- [Dataset rows]:
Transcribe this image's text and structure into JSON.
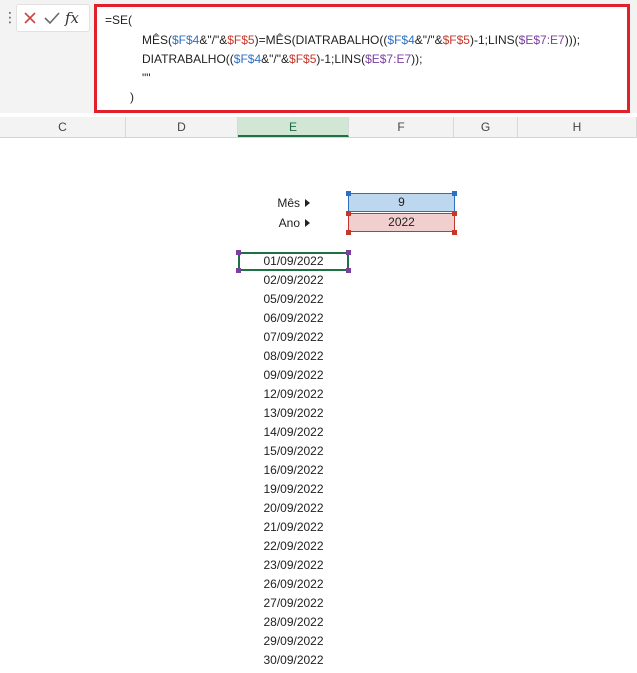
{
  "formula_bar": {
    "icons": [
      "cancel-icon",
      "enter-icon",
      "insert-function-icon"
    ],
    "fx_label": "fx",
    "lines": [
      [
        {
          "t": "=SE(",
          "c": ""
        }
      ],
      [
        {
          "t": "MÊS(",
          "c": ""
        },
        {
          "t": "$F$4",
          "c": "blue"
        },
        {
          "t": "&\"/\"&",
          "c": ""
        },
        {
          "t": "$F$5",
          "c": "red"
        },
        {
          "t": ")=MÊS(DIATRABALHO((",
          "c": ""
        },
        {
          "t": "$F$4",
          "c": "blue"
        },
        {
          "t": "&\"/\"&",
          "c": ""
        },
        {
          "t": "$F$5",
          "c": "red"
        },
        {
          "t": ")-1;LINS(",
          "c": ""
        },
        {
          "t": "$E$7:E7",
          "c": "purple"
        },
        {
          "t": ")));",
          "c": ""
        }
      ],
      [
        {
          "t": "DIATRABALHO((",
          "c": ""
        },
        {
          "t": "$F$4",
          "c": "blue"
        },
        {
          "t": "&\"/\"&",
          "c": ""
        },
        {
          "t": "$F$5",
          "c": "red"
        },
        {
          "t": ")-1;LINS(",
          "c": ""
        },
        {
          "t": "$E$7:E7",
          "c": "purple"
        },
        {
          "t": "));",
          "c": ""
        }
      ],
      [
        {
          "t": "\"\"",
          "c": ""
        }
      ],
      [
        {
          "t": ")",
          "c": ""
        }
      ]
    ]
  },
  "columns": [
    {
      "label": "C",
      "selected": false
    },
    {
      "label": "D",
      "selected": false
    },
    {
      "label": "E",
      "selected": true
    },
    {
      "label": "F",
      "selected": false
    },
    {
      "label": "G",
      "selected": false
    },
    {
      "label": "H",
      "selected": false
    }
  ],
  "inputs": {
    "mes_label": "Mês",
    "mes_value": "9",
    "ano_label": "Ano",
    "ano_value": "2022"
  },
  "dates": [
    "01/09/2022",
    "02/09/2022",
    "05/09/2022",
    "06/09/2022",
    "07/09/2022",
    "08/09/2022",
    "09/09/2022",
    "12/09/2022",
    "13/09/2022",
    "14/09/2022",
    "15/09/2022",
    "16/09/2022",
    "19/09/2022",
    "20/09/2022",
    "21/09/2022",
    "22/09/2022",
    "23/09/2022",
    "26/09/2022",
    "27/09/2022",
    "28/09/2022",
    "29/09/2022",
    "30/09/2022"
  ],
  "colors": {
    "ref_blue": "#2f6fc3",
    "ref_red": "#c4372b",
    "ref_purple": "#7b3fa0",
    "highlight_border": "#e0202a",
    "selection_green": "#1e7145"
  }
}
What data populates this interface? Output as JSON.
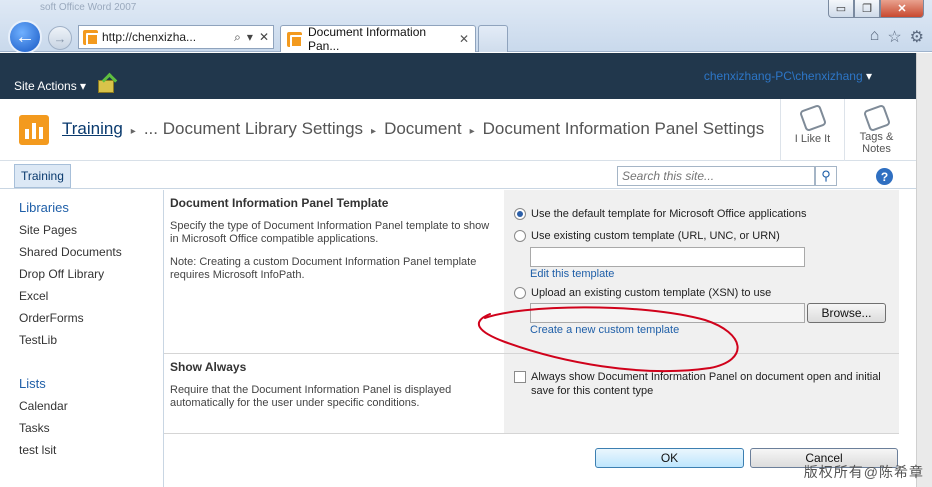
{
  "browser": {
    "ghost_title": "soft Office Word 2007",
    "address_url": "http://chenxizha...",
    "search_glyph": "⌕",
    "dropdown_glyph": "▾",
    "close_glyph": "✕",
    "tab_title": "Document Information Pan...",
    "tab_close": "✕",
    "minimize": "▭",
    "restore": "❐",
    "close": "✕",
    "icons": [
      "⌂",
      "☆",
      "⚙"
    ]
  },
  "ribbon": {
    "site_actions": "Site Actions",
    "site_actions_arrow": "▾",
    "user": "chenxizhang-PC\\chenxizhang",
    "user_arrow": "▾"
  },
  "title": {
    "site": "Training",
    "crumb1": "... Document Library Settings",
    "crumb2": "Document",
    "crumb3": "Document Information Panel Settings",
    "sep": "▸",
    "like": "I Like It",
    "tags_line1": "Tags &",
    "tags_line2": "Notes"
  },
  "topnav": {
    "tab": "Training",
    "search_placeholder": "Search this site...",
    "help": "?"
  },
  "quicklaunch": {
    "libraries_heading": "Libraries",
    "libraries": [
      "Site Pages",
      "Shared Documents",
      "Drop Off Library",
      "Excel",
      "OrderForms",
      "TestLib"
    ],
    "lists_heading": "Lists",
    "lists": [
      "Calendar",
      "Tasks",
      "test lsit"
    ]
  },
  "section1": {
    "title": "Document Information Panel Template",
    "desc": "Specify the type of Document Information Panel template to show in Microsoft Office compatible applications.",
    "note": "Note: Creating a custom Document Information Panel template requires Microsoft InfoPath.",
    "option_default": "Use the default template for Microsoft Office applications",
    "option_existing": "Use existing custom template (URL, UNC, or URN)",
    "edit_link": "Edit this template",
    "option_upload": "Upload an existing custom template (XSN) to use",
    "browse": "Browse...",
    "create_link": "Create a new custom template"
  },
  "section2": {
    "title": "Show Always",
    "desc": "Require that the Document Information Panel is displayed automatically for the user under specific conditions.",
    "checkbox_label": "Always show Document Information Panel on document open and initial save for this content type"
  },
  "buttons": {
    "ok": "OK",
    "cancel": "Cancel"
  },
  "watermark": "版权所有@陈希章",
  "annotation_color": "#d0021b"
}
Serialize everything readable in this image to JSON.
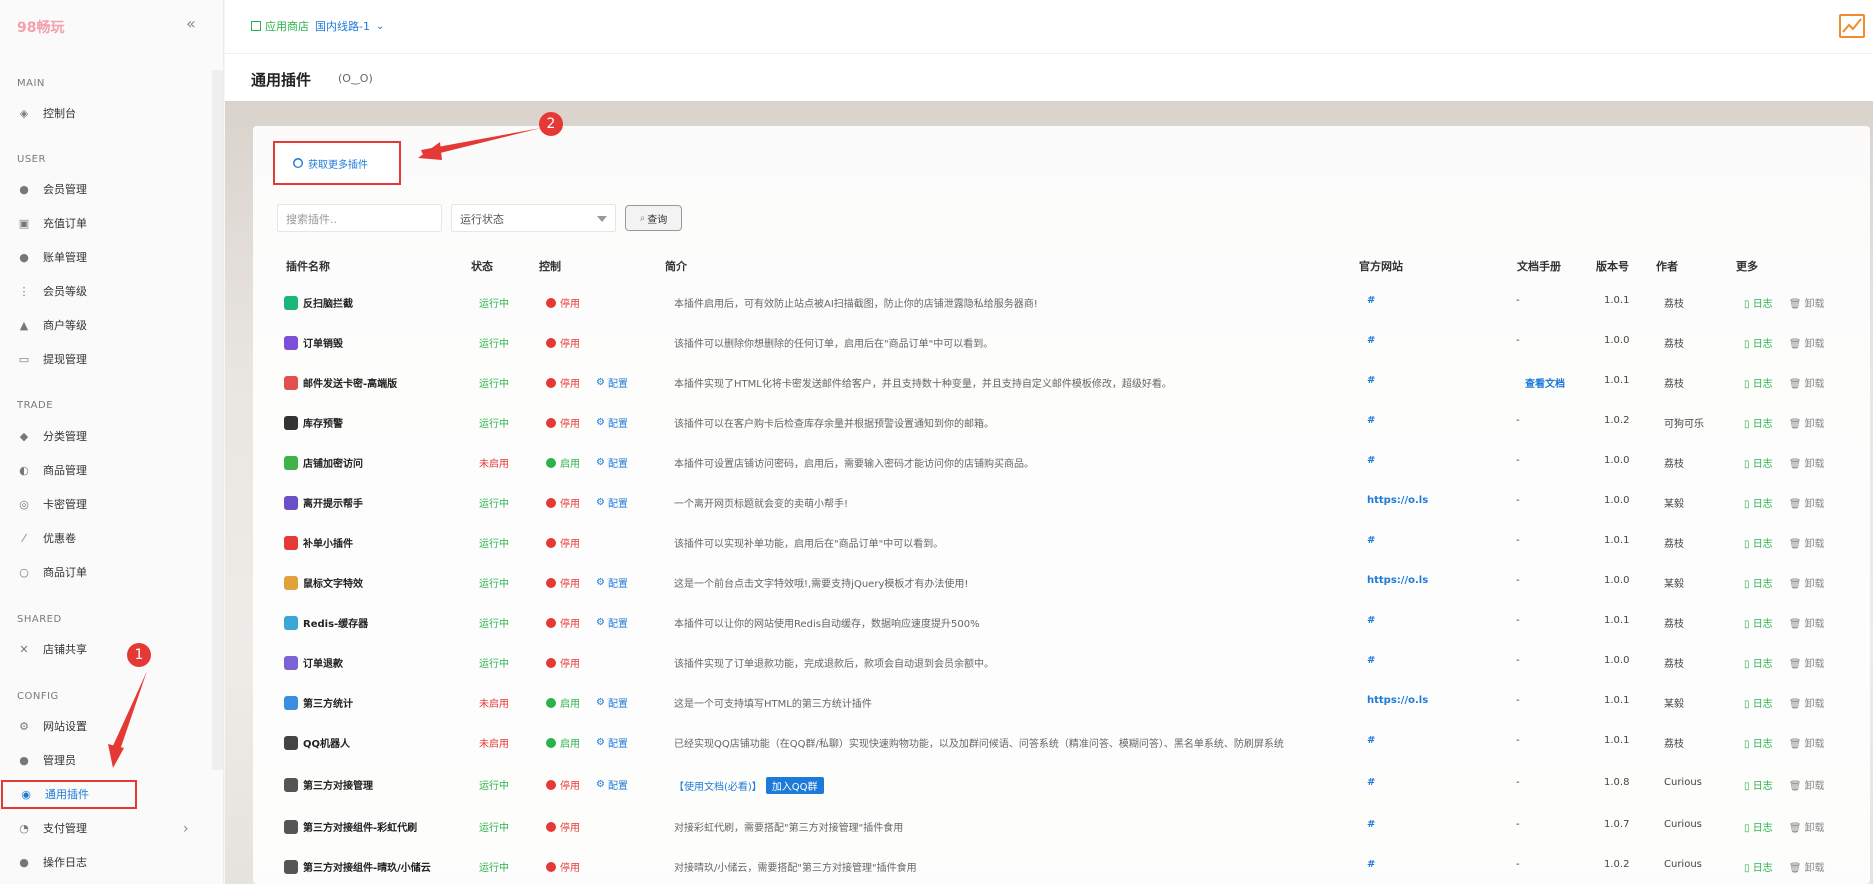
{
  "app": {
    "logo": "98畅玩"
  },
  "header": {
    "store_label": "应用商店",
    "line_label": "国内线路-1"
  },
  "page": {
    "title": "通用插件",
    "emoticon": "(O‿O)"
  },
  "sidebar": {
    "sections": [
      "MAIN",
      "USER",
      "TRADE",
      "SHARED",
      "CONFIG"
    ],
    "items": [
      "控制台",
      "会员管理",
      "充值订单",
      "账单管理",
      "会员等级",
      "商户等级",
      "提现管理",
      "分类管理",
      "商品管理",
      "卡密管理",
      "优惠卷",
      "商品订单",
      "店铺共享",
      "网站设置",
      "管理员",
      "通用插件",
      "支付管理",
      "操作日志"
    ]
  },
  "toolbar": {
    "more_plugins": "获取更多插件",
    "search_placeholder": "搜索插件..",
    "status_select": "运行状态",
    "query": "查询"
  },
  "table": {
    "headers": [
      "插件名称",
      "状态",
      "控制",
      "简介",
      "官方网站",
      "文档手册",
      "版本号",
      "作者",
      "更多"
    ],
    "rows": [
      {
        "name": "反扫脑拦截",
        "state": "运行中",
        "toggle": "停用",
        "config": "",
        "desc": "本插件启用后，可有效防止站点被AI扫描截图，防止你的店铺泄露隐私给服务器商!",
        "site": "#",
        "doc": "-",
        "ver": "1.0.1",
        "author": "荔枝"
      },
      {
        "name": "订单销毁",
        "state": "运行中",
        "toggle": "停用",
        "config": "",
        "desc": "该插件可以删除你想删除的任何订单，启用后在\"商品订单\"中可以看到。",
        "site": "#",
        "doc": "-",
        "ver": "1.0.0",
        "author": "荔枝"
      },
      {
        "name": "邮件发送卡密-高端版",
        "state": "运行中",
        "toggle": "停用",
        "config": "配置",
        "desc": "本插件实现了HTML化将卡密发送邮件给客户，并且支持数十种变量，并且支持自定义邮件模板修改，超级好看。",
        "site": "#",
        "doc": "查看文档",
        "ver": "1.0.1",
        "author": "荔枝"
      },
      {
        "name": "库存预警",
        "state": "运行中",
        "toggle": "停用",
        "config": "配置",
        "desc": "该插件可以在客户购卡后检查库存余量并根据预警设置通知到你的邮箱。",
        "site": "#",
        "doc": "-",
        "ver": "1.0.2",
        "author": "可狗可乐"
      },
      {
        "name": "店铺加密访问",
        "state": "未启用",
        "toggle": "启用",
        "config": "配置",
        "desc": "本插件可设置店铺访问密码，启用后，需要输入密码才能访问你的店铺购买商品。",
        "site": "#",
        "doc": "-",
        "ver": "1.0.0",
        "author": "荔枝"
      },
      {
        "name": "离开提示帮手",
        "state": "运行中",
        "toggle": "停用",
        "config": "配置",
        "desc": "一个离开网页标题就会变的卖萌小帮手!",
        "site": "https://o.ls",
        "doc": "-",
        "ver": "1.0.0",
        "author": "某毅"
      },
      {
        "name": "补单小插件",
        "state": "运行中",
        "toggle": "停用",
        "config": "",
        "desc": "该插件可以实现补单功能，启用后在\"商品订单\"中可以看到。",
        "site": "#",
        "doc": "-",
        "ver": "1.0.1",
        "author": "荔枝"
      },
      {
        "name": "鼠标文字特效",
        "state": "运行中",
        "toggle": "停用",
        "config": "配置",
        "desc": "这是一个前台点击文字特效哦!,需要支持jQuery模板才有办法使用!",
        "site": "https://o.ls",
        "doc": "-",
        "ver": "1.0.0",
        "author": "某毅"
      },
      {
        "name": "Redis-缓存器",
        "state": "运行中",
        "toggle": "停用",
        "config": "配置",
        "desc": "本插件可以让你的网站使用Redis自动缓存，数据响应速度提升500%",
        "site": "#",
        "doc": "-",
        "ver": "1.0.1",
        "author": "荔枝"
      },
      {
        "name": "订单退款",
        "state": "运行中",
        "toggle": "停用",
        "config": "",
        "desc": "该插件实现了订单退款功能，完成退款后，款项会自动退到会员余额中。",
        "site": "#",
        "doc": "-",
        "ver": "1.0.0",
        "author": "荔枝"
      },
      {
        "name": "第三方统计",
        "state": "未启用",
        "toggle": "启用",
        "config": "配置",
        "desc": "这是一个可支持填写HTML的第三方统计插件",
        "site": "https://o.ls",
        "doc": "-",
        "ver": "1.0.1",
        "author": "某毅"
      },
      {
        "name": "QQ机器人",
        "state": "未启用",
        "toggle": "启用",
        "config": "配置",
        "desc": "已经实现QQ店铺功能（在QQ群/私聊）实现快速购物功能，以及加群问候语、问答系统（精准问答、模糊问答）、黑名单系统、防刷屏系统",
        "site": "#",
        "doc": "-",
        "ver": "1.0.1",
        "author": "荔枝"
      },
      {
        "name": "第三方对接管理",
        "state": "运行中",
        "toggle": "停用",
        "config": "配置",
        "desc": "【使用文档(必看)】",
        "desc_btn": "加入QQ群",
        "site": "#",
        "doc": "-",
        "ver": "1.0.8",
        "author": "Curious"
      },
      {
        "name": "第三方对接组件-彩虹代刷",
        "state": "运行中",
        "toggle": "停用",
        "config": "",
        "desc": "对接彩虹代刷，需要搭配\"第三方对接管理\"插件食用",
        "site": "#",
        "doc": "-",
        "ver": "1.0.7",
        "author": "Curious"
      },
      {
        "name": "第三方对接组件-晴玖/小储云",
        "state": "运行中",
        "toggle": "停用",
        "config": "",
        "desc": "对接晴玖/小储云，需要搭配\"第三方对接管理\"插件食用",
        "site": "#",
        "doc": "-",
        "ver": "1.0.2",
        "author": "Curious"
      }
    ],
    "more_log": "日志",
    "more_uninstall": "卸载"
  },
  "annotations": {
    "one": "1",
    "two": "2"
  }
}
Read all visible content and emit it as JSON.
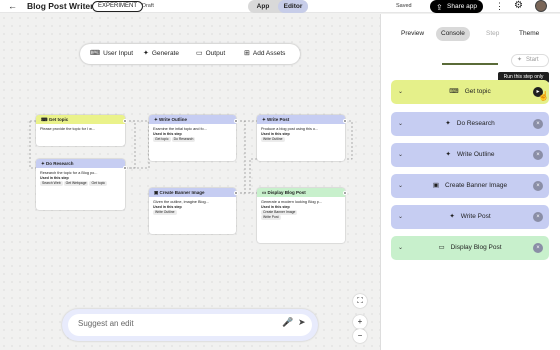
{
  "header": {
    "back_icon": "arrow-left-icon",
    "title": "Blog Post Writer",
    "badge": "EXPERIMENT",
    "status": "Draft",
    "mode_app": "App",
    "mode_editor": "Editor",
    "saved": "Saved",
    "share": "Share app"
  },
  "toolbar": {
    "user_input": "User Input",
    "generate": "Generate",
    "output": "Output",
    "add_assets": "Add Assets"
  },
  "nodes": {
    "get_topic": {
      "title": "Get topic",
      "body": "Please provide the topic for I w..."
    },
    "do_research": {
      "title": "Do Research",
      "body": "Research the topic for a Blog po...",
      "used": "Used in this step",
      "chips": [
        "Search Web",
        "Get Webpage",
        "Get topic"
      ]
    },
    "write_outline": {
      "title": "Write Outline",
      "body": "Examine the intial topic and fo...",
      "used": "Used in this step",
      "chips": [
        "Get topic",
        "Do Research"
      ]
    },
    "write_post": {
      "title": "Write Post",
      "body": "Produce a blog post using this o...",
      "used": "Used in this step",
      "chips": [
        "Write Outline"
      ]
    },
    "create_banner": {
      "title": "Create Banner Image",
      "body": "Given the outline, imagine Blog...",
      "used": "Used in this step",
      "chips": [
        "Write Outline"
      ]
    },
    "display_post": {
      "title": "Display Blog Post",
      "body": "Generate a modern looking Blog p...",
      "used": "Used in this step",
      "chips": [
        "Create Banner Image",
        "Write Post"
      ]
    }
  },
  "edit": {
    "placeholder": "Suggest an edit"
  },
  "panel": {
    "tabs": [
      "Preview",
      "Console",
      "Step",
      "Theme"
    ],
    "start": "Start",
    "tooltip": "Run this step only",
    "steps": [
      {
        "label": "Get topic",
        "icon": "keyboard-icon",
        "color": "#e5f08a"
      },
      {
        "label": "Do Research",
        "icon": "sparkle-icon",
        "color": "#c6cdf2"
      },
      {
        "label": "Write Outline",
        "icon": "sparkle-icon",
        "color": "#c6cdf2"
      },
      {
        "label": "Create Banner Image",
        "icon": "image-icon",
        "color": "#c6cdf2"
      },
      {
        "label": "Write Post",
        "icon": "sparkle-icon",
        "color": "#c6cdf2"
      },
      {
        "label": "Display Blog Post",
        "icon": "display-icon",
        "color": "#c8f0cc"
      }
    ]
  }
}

- [The request]:
Identify the lines in the entries above that contain "JSON", then copy them out.

- [Response to this exercise]:
Transcribe this image's text and structure into JSON.
What data populates this interface? Output as JSON.
Serialize everything readable in this image to JSON.
Read all visible content and emit it as JSON.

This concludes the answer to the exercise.